>> BEGIN Given entries

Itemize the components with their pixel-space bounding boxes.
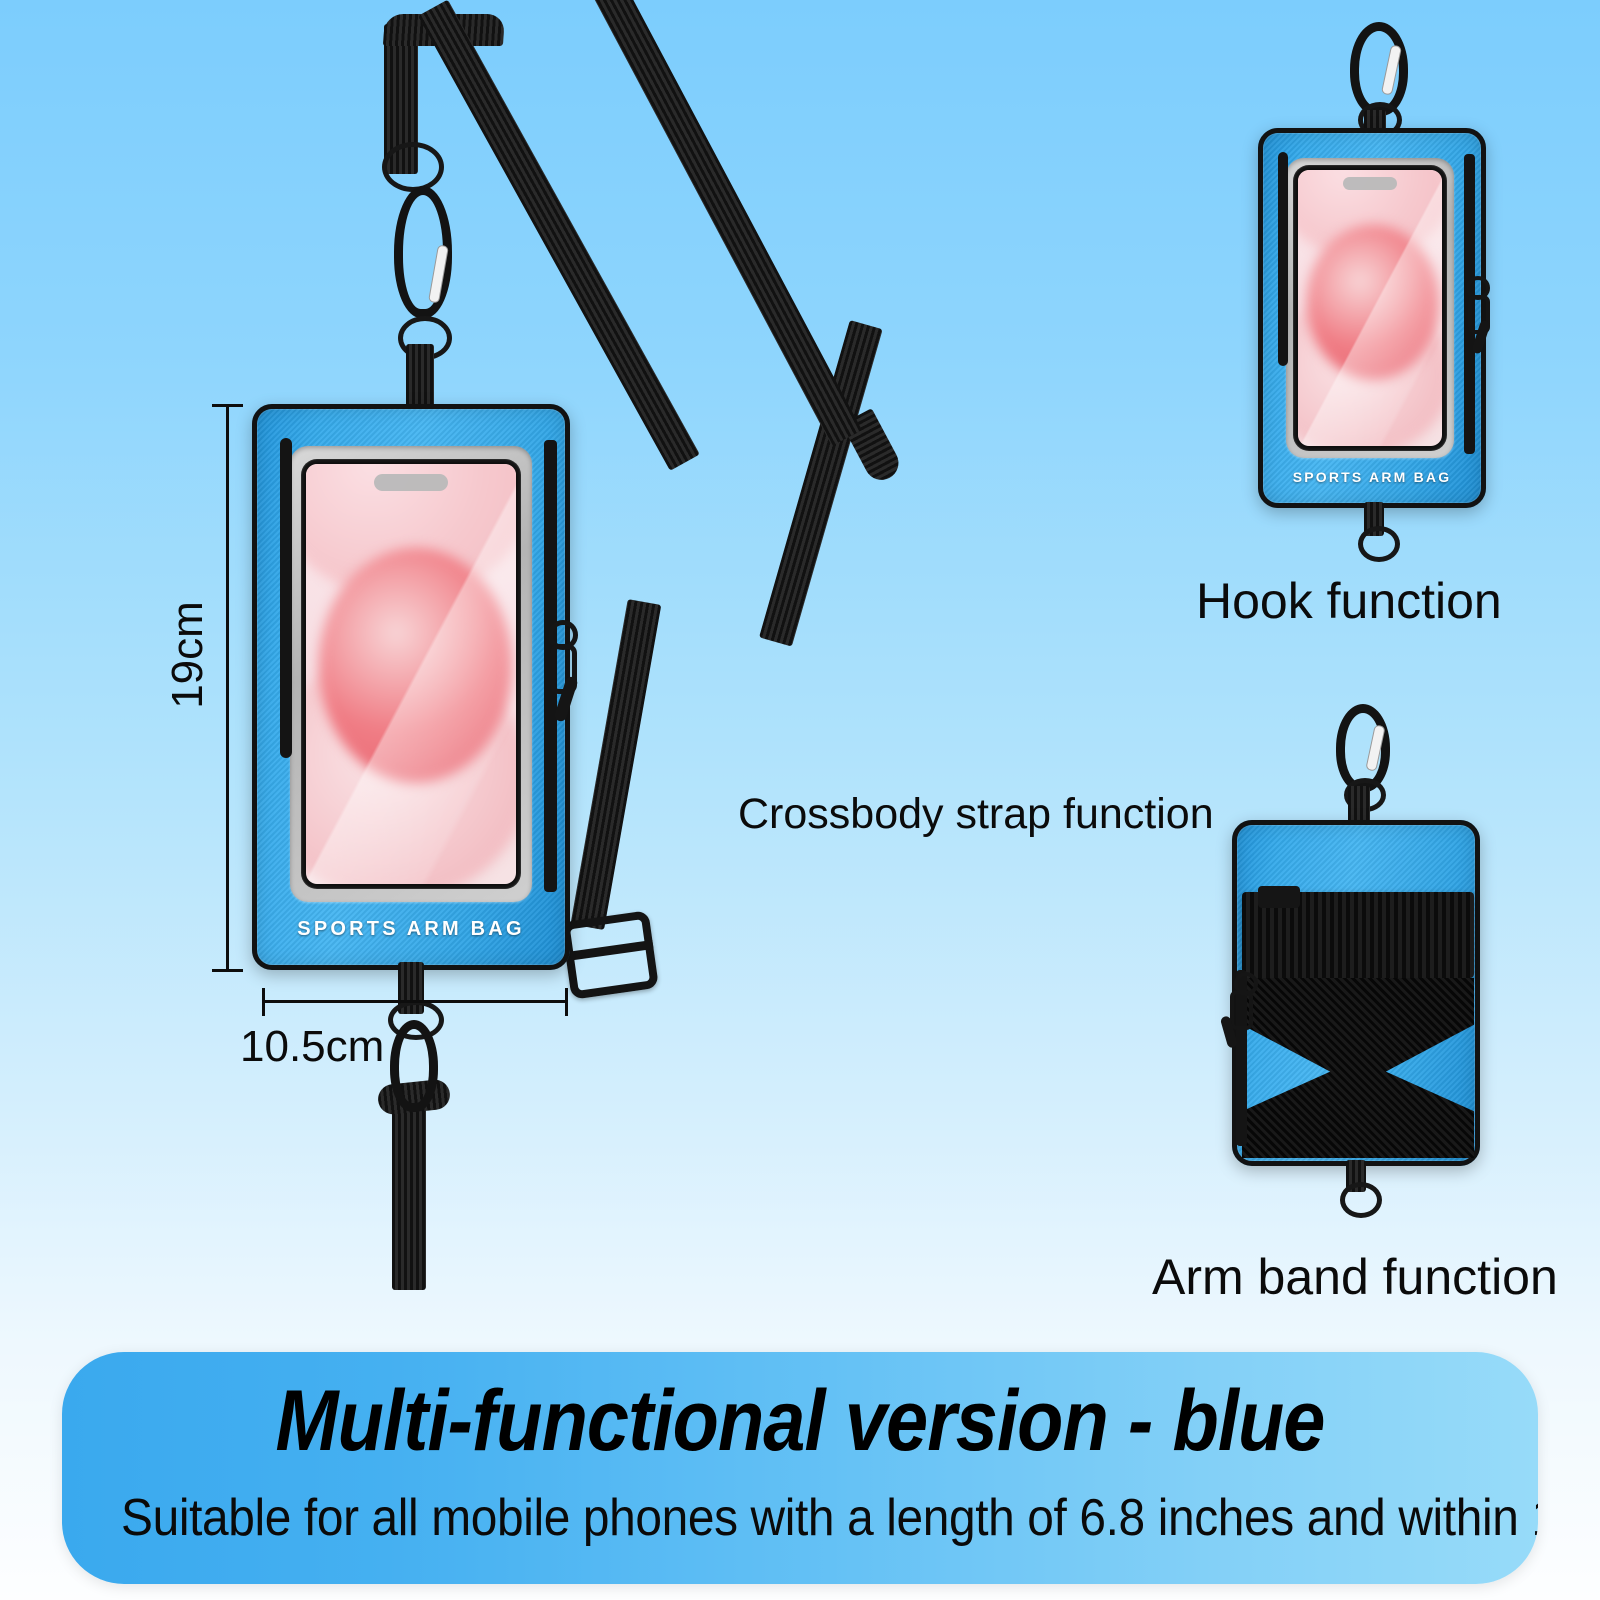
armband-pouch-back — [1232, 820, 1480, 1166]
top-carabiner-hook — [394, 186, 452, 318]
bottom-banner: Multi-functional version - blue Suitable… — [62, 1352, 1538, 1584]
callout-crossbody: Crossbody strap function — [738, 790, 1214, 839]
height-dimension-line — [226, 404, 229, 972]
hook-phone-screen — [1298, 170, 1442, 446]
phone-inside-pouch — [302, 460, 520, 888]
phone-screen — [306, 464, 516, 884]
hook-zipper-pull — [1458, 276, 1494, 356]
dynamic-island — [374, 474, 448, 491]
shoulder-strap-lower-run — [571, 599, 662, 930]
zipper-pull — [538, 620, 582, 724]
width-dimension-cap-left — [262, 988, 265, 1016]
hook-pouch: SPORTS ARM BAG — [1258, 128, 1486, 508]
armband-function-product — [1196, 690, 1526, 1220]
main-product-crossbody: SPORTS ARM BAG 19cm 10.5cm — [0, 0, 960, 1330]
height-dimension-cap-bottom — [212, 969, 243, 972]
width-dimension-line — [262, 1000, 568, 1003]
hook-dynamic-island — [1343, 177, 1397, 190]
callout-hook: Hook function — [1196, 572, 1502, 630]
hook-bottom-d-ring — [1358, 526, 1400, 562]
pouch-left-seam — [280, 438, 292, 758]
bottom-swivel-hook — [390, 1020, 438, 1112]
width-dimension-cap-right — [565, 988, 568, 1016]
banner-subtitle: Suitable for all mobile phones with a le… — [121, 1488, 1479, 1548]
banner-title: Multi-functional version - blue — [151, 1372, 1450, 1471]
top-d-ring — [382, 142, 444, 192]
armband-zipper-pull — [1220, 972, 1258, 1048]
callout-armband: Arm band function — [1152, 1248, 1558, 1306]
top-attachment-tab — [406, 344, 434, 410]
shoulder-strap-long-run — [569, 0, 862, 446]
width-dimension-label: 10.5cm — [240, 1022, 384, 1072]
hook-pouch-left-seam — [1278, 152, 1288, 366]
armband-bottom-d-ring — [1340, 1182, 1382, 1218]
pouch-front: SPORTS ARM BAG — [252, 404, 570, 970]
shoulder-strap-tail — [392, 1090, 426, 1290]
height-dimension-label: 19cm — [163, 601, 213, 709]
hook-function-product: SPORTS ARM BAG — [1218, 18, 1518, 558]
infographic-canvas: SPORTS ARM BAG 19cm 10.5cm Crossb — [0, 0, 1600, 1600]
height-dimension-cap-top — [212, 404, 243, 407]
armband-strap-keeper — [1258, 886, 1300, 908]
hook-phone — [1294, 166, 1446, 450]
strap-adjuster-buckle — [561, 910, 659, 999]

>> END Given entries

## Goal
Reproduce all of the lines above, replacing every occurrence of "SPORTS ARM BAG" with "RUNNING ARM BAG" and leaving everything else unchanged. Omit the picture from your answer.

## Reply to the task
Itemize the components with their pixel-space bounding boxes.
armband-pouch-back — [1232, 820, 1480, 1166]
top-carabiner-hook — [394, 186, 452, 318]
bottom-banner: Multi-functional version - blue Suitable… — [62, 1352, 1538, 1584]
callout-crossbody: Crossbody strap function — [738, 790, 1214, 839]
height-dimension-line — [226, 404, 229, 972]
hook-phone-screen — [1298, 170, 1442, 446]
phone-inside-pouch — [302, 460, 520, 888]
phone-screen — [306, 464, 516, 884]
hook-zipper-pull — [1458, 276, 1494, 356]
dynamic-island — [374, 474, 448, 491]
shoulder-strap-lower-run — [571, 599, 662, 930]
zipper-pull — [538, 620, 582, 724]
width-dimension-cap-left — [262, 988, 265, 1016]
hook-pouch: RUNNING ARM BAG — [1258, 128, 1486, 508]
armband-function-product — [1196, 690, 1526, 1220]
main-product-crossbody: RUNNING ARM BAG 19cm 10.5cm — [0, 0, 960, 1330]
height-dimension-cap-bottom — [212, 969, 243, 972]
width-dimension-line — [262, 1000, 568, 1003]
hook-dynamic-island — [1343, 177, 1397, 190]
callout-hook: Hook function — [1196, 572, 1502, 630]
hook-bottom-d-ring — [1358, 526, 1400, 562]
pouch-left-seam — [280, 438, 292, 758]
bottom-swivel-hook — [390, 1020, 438, 1112]
width-dimension-cap-right — [565, 988, 568, 1016]
banner-subtitle: Suitable for all mobile phones with a le… — [121, 1488, 1479, 1548]
banner-title: Multi-functional version - blue — [151, 1372, 1450, 1471]
top-d-ring — [382, 142, 444, 192]
armband-zipper-pull — [1220, 972, 1258, 1048]
callout-armband: Arm band function — [1152, 1248, 1558, 1306]
top-attachment-tab — [406, 344, 434, 410]
shoulder-strap-long-run — [569, 0, 862, 446]
width-dimension-label: 10.5cm — [240, 1022, 384, 1072]
hook-pouch-left-seam — [1278, 152, 1288, 366]
armband-bottom-d-ring — [1340, 1182, 1382, 1218]
pouch-front: RUNNING ARM BAG — [252, 404, 570, 970]
shoulder-strap-tail — [392, 1090, 426, 1290]
height-dimension-label: 19cm — [163, 601, 213, 709]
hook-function-product: RUNNING ARM BAG — [1218, 18, 1518, 558]
infographic-canvas: RUNNING ARM BAG 19cm 10.5cm Crossb — [0, 0, 1600, 1600]
height-dimension-cap-top — [212, 404, 243, 407]
armband-strap-keeper — [1258, 886, 1300, 908]
hook-phone — [1294, 166, 1446, 450]
strap-adjuster-buckle — [561, 910, 659, 999]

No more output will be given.